*** EXCERPTED TEXT Section Begins ***

[IronPython] socket, _socket, and socket.py

Zachary Gramana zgramana at pottsconsultinggroup.com
Wed May 18 00:19:53 CEST 2011


Thanks Curt.  That's encouraging news to hear.

I've noticed that some Python projects have a dependency on being able 
to standard library methods and types.  For example, Mercurial replaces 
buffer() with their own fakebuffer(), but ipy socket reads still return 
the original buffer.  I ended up patching around their monkey patch, 
which, understandably, they weren't too keen on importing back into 
their repo. An eventual move to _socket + socket.py wrapper could help 
improve compatibility with those projects.

These type of hidden dependencies on vm-specific behaviors seem to the 
biggest source of issues I've come across so far (in 2.7, anyway).  I'm 
continually amazed at how big of a step forward the team made from 2.6 
-> 2.7 with respect to compatibility.


On 5/17/2011 5:58 PM, Curt Hagenlocher wrote:
> Originally, we weren't allowed to redistribute the Python standard
> library with IronPython. So it made sense to implement the socket module
> directly. When IronPython started shipping the standard lib, it could
> have been changed, but never was. I think it makes sense to follow the
> CPython pattern.

*** EXCERPTED TEXT Section Ends ***

## PROMPT
Rewrite the mailing-list post starting with "[IronPython] socket, _socket, and" and going on through "news to hear.", with "IronPython" replaced by "Jython" each time it occurs.

*** EXCERPTED DATA Section Begins ***

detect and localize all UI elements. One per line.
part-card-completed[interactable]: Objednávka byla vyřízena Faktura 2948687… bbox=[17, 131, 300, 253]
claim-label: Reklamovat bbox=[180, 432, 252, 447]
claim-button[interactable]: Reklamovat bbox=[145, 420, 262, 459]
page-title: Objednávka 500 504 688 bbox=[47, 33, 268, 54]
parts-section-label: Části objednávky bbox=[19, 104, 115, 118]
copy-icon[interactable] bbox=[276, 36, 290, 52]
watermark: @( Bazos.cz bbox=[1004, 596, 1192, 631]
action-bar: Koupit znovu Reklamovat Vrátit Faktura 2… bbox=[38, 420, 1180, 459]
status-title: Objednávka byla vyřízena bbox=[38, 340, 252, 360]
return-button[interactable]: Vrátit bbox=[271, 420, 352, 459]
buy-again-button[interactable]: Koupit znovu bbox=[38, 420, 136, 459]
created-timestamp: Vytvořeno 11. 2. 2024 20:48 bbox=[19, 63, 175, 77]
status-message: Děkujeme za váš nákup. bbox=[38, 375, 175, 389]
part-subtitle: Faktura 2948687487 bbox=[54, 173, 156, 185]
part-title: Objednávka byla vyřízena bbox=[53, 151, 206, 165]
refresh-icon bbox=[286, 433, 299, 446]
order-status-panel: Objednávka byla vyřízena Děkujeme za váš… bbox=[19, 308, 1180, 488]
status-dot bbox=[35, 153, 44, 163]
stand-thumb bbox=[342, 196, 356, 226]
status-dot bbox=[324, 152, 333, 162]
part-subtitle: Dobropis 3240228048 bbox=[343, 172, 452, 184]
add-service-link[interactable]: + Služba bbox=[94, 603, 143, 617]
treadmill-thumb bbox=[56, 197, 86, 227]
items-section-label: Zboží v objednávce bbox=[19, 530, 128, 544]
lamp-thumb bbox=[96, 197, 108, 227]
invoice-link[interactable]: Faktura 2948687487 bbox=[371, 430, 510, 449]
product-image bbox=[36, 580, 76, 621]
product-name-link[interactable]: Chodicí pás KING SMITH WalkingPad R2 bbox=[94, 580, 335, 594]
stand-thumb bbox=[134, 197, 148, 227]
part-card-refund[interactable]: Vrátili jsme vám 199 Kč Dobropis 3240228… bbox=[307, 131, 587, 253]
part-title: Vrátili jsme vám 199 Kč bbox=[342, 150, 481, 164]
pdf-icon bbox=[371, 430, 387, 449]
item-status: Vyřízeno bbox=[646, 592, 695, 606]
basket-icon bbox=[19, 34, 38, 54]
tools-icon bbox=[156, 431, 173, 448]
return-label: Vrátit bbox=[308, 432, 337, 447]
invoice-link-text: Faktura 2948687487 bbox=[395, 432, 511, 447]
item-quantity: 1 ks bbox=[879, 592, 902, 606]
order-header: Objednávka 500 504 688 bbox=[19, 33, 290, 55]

*** EXCERPTED DATA Section Ends ***

## RESPONSE FOR THIS EXERCISE
[Jython] socket, _socket, and socket.py

Zachary Gramana zgramana at pottsconsultinggroup.com
Wed May 18 00:19:53 CEST 2011


Thanks Curt.  That's encouraging news to hear.